## EXERCISE MATERIAL
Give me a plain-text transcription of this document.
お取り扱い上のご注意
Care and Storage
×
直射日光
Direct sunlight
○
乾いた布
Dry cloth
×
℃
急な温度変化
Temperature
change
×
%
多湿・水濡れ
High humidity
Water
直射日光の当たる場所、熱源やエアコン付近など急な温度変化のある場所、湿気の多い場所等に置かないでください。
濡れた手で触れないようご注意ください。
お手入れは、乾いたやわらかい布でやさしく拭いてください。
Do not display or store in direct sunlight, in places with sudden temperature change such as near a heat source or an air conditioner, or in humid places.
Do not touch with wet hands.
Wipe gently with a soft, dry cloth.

## DIRECTIVE
Every line in the data above that contains "sunlight" needs to be copied.

## SOLUTION FOR THIS EXERCISE
Direct sunlight
Do not display or store in direct sunlight, in places with sudden temperature change such as near a heat source or an air conditioner, or in humid places.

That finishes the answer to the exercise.